[Rows from a dataset]
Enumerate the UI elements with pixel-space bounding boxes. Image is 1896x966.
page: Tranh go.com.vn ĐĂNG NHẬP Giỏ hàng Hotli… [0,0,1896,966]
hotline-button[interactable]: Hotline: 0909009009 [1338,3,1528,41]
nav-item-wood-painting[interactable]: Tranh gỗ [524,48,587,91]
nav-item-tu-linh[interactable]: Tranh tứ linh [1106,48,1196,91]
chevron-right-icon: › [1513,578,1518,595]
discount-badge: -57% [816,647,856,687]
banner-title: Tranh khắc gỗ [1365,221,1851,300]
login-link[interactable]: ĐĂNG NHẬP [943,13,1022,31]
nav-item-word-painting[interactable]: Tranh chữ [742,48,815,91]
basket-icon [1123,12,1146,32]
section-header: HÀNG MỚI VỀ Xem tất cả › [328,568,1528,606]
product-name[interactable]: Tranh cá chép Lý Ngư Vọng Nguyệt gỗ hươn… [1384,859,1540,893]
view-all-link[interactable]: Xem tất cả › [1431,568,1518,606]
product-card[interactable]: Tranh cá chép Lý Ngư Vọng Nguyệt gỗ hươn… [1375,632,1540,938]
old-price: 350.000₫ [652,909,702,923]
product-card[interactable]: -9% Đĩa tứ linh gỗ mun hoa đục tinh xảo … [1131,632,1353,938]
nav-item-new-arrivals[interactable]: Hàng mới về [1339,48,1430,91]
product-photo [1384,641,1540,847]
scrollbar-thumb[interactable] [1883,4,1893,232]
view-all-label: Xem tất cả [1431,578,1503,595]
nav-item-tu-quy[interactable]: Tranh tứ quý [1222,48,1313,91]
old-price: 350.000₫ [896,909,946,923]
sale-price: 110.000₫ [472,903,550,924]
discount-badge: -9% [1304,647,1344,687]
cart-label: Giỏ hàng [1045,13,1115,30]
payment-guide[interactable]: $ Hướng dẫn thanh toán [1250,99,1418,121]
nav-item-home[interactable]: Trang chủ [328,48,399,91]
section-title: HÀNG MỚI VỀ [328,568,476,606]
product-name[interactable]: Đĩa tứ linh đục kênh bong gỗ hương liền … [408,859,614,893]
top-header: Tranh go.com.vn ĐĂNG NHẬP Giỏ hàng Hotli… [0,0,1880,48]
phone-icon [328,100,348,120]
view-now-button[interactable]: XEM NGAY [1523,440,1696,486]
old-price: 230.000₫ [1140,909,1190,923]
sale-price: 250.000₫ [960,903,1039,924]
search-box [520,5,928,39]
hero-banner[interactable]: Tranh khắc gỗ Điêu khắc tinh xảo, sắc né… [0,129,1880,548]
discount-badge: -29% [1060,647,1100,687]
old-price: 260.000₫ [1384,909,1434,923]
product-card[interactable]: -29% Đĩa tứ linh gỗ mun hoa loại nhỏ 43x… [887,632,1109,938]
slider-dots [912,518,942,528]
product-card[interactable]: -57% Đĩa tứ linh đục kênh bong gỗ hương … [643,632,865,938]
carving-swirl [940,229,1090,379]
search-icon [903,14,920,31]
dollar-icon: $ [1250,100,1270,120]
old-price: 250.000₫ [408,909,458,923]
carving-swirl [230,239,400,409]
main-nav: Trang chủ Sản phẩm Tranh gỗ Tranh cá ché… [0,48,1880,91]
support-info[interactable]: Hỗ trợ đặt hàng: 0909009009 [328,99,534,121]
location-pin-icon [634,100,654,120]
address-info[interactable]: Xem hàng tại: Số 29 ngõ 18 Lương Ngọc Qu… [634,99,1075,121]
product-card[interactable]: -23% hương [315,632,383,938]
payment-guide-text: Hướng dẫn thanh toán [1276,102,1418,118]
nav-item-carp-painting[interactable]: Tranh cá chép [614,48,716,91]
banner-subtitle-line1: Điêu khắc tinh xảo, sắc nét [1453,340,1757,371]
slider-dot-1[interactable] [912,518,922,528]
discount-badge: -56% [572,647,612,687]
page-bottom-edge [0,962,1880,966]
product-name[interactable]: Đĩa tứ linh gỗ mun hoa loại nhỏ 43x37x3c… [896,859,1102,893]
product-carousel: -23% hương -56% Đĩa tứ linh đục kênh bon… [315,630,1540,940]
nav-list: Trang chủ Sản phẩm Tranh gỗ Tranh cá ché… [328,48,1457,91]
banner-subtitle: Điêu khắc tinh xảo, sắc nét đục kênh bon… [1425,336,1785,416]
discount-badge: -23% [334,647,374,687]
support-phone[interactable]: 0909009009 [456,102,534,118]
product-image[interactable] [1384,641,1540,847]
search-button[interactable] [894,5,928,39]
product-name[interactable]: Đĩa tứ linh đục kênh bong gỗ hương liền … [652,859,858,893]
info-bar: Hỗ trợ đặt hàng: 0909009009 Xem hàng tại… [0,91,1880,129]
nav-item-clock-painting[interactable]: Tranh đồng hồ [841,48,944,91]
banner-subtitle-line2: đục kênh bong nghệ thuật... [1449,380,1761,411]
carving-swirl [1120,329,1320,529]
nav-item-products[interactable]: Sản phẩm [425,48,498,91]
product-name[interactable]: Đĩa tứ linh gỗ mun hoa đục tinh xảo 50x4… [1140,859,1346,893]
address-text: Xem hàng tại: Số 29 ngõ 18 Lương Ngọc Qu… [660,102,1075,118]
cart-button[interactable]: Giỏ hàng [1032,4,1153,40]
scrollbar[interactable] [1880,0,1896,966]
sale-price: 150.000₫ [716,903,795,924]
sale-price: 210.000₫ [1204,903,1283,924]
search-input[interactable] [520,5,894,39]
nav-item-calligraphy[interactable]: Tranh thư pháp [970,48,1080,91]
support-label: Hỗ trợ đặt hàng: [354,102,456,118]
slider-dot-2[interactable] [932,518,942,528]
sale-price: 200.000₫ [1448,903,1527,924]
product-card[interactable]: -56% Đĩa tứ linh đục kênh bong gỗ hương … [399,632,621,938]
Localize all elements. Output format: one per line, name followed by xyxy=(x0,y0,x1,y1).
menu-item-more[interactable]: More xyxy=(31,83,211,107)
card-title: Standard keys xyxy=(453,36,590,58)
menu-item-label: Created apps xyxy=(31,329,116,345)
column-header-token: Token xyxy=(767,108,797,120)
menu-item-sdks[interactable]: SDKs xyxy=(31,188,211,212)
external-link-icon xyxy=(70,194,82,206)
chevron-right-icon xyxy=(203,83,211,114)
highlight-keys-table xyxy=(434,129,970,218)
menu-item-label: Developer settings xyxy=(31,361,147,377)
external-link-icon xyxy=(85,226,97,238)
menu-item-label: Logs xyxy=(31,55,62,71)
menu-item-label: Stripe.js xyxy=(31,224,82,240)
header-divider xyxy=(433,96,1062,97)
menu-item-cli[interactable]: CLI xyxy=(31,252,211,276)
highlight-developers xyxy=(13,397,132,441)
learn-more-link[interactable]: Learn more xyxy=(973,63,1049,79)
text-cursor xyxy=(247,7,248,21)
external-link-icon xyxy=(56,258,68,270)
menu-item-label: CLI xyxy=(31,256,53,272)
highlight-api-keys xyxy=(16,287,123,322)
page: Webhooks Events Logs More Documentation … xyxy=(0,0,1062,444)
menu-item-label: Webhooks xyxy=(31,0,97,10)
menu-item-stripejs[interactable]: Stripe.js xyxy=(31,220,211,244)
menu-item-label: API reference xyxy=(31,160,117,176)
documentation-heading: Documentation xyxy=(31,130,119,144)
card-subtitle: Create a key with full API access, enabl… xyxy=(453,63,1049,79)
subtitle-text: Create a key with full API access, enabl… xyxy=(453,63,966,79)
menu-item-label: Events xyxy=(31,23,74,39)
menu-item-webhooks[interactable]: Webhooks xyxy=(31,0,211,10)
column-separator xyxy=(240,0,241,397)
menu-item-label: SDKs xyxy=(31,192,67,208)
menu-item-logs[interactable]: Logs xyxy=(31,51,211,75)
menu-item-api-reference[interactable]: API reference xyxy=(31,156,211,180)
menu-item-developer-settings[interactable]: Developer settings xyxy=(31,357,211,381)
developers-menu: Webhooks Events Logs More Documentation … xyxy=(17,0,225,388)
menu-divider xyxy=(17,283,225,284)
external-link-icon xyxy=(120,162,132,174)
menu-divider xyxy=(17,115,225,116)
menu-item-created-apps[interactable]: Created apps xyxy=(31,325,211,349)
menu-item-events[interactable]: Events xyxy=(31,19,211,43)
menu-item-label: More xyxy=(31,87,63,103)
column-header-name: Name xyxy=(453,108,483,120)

Task requirements: Lay out the material from its first line up to and including the line with "cart-label: Giỏ hàng [1045,13,1115,30]" as a Markdown table with the columns Row and Line, one numbered row per line, leaving out blank lines.

Correct output:
| Row | Line |
|---|---|
| 1 | Enumerate the UI elements with pixel-space bounding boxes. Image is 1896x966. |
| 2 | page: Tranh go.com.vn ĐĂNG NHẬP Giỏ hàng Hotli… [0,0,1896,966] |
| 3 | hotline-button[interactable]: Hotline: 0909009009 [1338,3,1528,41] |
| 4 | nav-item-wood-painting[interactable]: Tranh gỗ [524,48,587,91] |
| 5 | nav-item-tu-linh[interactable]: Tranh tứ linh [1106,48,1196,91] |
| 6 | chevron-right-icon: › [1513,578,1518,595] |
| 7 | discount-badge: -57% [816,647,856,687] |
| 8 | banner-title: Tranh khắc gỗ [1365,221,1851,300] |
| 9 | login-link[interactable]: ĐĂNG NHẬP [943,13,1022,31] |
| 10 | nav-item-word-painting[interactable]: Tranh chữ [742,48,815,91] |
| 11 | basket-icon [1123,12,1146,32] |
| 12 | section-header: HÀNG MỚI VỀ Xem tất cả › [328,568,1528,606] |
| 13 | product-name[interactable]: Tranh cá chép Lý Ngư Vọng Nguyệt gỗ hươn… [1384,859,1540,893] |
| 14 | view-all-link[interactable]: Xem tất cả › [1431,568,1518,606] |
| 15 | product-card[interactable]: Tranh cá chép Lý Ngư Vọng Nguyệt gỗ hươn… [1375,632,1540,938] |
| 16 | old-price: 350.000₫ [652,909,702,923] |
| 17 | product-card[interactable]: -9% Đĩa tứ linh gỗ mun hoa đục tinh xảo … [1131,632,1353,938] |
| 18 | nav-item-new-arrivals[interactable]: Hàng mới về [1339,48,1430,91] |
| 19 | product-photo [1384,641,1540,847] |
| 20 | scrollbar-thumb[interactable] [1883,4,1893,232] |
| 21 | view-all-label: Xem tất cả [1431,578,1503,595] |
| 22 | nav-item-tu-quy[interactable]: Tranh tứ quý [1222,48,1313,91] |
| 23 | old-price: 350.000₫ [896,909,946,923] |
| 24 | sale-price: 110.000₫ [472,903,550,924] |
| 25 | discount-badge: -9% [1304,647,1344,687] |
| 26 | cart-label: Giỏ hàng [1045,13,1115,30] |